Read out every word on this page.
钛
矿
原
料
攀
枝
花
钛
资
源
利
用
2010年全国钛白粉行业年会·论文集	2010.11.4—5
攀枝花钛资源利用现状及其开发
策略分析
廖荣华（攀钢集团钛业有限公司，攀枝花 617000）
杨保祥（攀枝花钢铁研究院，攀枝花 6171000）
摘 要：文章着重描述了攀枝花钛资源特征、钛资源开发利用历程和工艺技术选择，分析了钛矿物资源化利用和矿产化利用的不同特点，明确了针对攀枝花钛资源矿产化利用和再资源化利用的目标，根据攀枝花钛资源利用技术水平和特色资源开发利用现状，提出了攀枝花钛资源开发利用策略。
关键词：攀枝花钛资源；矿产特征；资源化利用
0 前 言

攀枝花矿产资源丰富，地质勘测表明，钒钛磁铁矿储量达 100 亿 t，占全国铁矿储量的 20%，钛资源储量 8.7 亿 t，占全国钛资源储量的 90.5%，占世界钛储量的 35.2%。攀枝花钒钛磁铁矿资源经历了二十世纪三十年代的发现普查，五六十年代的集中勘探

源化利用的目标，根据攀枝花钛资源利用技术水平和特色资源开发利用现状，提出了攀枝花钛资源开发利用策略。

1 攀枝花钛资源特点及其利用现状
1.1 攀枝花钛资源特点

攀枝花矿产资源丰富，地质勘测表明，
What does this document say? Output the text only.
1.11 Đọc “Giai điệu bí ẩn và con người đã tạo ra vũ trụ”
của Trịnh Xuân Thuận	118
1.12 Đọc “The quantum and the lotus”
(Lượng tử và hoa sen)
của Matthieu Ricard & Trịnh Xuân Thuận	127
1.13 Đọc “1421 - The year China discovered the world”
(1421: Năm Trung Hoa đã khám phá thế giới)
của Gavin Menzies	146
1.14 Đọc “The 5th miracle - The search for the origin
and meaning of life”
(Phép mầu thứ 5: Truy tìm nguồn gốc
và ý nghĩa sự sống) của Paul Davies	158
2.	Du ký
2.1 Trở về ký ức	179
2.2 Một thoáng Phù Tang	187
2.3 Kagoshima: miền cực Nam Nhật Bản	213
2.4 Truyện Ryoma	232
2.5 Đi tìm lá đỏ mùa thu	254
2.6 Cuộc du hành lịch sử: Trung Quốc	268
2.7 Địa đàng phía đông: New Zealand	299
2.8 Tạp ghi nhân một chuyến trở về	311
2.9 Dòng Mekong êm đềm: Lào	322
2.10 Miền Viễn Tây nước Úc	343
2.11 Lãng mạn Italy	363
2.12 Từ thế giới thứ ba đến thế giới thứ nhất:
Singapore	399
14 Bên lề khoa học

==============================

From the listing above, extract all records word for word.

Read out every word on this page.
钛
矿
原
料
攀
枝
花
钛
资
源
利
用
2010年全国钛白粉行业年会·论文集	2010.11.4—5
攀枝花钛资源利用现状及其开发
策略分析
廖荣华（攀钢集团钛业有限公司，攀枝花 617000）
杨保祥（攀枝花钢铁研究院，攀枝花 6171000）
摘 要：文章着重描述了攀枝花钛资源特征、钛资源开发利用历程和工艺技术选择，分析了钛矿物资源化利用和矿产化利用的不同特点，明确了针对攀枝花钛资源矿产化利用和再资源化利用的目标，根据攀枝花钛资源利用技术水平和特色资源开发利用现状，提出了攀枝花钛资源开发利用策略。
关键词：攀枝花钛资源；矿产特征；资源化利用
0 前 言

攀枝花矿产资源丰富，地质勘测表明，钒钛磁铁矿储量达 100 亿 t，占全国铁矿储量的 20%，钛资源储量 8.7 亿 t，占全国钛资源储量的 90.5%，占世界钛储量的 35.2%。攀枝花钒钛磁铁矿资源经历了二十世纪三十年代的发现普查，五六十年代的集中勘探

源化利用的目标，根据攀枝花钛资源利用技术水平和特色资源开发利用现状，提出了攀枝花钛资源开发利用策略。

1 攀枝花钛资源特点及其利用现状
1.1 攀枝花钛资源特点

攀枝花矿产资源丰富，地质勘测表明，
What does this document say? Output the text only.
1.11 Đọc “Giai điệu bí ẩn và con người đã tạo ra vũ trụ”
của Trịnh Xuân Thuận	118
1.12 Đọc “The quantum and the lotus”
(Lượng tử và hoa sen)
của Matthieu Ricard & Trịnh Xuân Thuận	127
1.13 Đọc “1421 - The year China discovered the world”
(1421: Năm Trung Hoa đã khám phá thế giới)
của Gavin Menzies	146
1.14 Đọc “The 5th miracle - The search for the origin
and meaning of life”
(Phép mầu thứ 5: Truy tìm nguồn gốc
và ý nghĩa sự sống) của Paul Davies	158
2.	Du ký
2.1 Trở về ký ức	179
2.2 Một thoáng Phù Tang	187
2.3 Kagoshima: miền cực Nam Nhật Bản	213
2.4 Truyện Ryoma	232
2.5 Đi tìm lá đỏ mùa thu	254
2.6 Cuộc du hành lịch sử: Trung Quốc	268
2.7 Địa đàng phía đông: New Zealand	299
2.8 Tạp ghi nhân một chuyến trở về	311
2.9 Dòng Mekong êm đềm: Lào	322
2.10 Miền Viễn Tây nước Úc	343
2.11 Lãng mạn Italy	363
2.12 Từ thế giới thứ ba đến thế giới thứ nhất:
Singapore	399
14 Bên lề khoa học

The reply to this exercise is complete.